OBJECTIVE >> Pull out all lines from the listing below in which the word "BBBBBBBD" appears.

EXCERPTED DATA >>
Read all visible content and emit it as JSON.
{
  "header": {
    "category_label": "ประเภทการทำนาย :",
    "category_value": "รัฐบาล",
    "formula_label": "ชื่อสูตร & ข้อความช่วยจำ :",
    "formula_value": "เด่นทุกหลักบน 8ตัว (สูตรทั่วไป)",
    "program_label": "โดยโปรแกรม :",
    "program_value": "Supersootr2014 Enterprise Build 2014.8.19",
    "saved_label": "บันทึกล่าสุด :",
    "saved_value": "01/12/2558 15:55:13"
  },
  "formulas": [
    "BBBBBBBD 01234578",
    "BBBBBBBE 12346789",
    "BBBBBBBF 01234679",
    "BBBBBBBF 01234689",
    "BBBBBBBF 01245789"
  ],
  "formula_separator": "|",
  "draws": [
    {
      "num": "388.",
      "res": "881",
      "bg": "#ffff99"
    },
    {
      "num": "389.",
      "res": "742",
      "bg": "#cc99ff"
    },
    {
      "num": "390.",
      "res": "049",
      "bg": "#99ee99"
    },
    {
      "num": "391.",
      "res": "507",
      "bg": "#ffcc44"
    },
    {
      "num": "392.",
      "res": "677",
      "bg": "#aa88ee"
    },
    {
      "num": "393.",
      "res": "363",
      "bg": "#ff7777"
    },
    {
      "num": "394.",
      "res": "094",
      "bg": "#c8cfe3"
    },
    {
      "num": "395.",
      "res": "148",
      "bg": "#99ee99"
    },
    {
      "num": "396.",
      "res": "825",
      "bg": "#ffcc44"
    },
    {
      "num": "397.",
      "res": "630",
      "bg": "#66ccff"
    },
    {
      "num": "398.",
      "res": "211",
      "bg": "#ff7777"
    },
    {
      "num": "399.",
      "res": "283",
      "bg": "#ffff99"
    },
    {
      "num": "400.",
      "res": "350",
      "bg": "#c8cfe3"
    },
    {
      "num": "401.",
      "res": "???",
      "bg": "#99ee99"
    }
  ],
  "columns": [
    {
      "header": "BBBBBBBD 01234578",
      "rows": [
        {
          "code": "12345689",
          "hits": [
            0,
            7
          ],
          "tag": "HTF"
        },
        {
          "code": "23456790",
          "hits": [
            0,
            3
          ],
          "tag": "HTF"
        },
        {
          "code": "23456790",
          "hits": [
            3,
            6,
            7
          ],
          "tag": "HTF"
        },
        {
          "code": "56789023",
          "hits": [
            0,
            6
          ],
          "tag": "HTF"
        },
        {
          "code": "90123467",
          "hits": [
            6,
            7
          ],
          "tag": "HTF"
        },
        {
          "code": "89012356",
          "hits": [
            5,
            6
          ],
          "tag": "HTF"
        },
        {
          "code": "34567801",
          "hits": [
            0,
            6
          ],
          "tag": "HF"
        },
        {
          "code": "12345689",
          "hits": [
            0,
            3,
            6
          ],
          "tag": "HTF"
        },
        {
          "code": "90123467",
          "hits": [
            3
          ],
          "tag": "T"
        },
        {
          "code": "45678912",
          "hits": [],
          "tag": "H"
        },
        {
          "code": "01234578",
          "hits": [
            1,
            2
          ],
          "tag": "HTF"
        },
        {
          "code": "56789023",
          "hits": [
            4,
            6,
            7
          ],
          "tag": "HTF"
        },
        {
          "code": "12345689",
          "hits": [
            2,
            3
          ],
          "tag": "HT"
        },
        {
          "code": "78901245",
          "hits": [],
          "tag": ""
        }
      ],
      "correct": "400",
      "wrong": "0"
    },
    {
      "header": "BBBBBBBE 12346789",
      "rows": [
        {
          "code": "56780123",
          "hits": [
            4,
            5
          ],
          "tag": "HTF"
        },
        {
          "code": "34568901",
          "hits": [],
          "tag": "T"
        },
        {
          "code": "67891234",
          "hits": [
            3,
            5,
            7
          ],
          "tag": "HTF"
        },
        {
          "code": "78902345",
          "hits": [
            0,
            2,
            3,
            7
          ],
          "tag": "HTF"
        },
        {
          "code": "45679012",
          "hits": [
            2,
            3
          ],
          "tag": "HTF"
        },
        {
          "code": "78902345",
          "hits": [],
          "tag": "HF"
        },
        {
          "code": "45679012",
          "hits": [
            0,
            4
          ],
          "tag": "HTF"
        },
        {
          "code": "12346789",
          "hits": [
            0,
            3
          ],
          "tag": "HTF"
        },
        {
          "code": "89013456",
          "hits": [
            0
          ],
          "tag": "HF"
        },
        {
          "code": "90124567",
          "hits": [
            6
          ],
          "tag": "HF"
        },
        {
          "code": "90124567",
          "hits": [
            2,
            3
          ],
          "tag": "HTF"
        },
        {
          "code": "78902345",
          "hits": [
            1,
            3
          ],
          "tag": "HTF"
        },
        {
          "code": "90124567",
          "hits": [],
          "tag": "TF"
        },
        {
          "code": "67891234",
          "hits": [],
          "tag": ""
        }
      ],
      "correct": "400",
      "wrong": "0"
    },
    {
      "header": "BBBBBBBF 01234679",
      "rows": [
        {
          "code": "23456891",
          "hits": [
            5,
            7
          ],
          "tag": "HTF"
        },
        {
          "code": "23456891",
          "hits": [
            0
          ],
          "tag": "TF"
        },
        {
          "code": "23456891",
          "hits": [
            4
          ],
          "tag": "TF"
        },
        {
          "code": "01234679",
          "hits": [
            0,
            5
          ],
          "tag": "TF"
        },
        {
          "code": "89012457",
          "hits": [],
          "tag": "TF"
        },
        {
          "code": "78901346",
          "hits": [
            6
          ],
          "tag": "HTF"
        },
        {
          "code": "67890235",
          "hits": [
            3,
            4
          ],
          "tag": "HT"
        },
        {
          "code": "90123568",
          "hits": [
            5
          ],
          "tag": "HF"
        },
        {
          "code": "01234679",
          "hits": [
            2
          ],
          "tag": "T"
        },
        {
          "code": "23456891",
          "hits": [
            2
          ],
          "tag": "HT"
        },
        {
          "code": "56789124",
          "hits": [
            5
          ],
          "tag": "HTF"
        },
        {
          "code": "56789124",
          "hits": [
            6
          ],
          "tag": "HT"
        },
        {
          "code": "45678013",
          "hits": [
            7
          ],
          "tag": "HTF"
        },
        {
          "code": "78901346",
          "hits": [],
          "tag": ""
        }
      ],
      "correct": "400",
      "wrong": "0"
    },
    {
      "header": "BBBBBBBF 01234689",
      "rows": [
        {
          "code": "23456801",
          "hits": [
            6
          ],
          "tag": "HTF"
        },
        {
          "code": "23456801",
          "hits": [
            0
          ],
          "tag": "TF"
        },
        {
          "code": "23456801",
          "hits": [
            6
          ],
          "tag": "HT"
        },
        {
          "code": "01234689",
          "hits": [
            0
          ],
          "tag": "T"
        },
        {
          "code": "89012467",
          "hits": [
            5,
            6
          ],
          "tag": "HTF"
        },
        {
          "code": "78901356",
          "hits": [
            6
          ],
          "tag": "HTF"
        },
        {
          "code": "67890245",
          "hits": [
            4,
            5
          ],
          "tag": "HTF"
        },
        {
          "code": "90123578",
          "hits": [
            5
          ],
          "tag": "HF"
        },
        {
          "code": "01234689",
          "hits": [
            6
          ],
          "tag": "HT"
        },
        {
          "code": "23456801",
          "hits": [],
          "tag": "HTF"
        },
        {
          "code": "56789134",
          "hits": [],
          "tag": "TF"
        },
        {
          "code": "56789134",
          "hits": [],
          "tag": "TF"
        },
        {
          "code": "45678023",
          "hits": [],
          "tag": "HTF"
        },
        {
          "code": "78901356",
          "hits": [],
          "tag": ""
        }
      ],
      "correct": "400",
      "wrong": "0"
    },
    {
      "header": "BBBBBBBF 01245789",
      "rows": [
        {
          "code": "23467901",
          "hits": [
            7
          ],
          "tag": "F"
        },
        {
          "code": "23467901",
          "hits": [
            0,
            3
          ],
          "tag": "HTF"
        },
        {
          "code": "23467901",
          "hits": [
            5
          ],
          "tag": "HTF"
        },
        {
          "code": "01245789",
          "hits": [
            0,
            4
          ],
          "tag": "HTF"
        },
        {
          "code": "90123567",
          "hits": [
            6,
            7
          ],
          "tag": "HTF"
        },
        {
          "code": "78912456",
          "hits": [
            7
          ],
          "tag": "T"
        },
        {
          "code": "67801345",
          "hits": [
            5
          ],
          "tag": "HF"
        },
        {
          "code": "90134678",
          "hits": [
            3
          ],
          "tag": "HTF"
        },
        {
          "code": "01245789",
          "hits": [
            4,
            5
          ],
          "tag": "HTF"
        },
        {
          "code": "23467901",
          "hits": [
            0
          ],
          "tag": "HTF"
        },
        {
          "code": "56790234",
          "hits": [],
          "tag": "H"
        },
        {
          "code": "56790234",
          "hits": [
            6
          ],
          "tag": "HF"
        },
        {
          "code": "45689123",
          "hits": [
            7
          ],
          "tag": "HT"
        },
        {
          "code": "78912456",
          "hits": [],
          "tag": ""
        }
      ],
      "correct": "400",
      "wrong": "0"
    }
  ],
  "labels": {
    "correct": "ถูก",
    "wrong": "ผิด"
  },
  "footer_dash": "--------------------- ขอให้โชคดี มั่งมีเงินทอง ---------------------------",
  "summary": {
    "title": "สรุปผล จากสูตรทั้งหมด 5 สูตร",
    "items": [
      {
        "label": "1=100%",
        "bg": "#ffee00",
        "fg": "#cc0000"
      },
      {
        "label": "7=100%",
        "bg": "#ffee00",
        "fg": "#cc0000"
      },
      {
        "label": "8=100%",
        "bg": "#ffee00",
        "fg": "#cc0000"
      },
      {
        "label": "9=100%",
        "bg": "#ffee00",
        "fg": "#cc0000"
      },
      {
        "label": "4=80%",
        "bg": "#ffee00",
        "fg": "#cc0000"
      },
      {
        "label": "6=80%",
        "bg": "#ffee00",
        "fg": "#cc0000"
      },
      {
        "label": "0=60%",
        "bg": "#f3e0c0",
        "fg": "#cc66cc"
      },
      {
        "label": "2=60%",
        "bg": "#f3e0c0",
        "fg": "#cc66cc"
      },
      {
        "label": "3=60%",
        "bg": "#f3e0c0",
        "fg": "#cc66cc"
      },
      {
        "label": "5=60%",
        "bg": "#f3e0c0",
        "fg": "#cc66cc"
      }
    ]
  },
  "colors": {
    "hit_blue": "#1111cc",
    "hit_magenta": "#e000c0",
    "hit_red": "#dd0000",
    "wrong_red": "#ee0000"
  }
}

ANSWER TO THIS EXERCISE >>
    "BBBBBBBD 01234578",
      "header": "BBBBBBBD 01234578",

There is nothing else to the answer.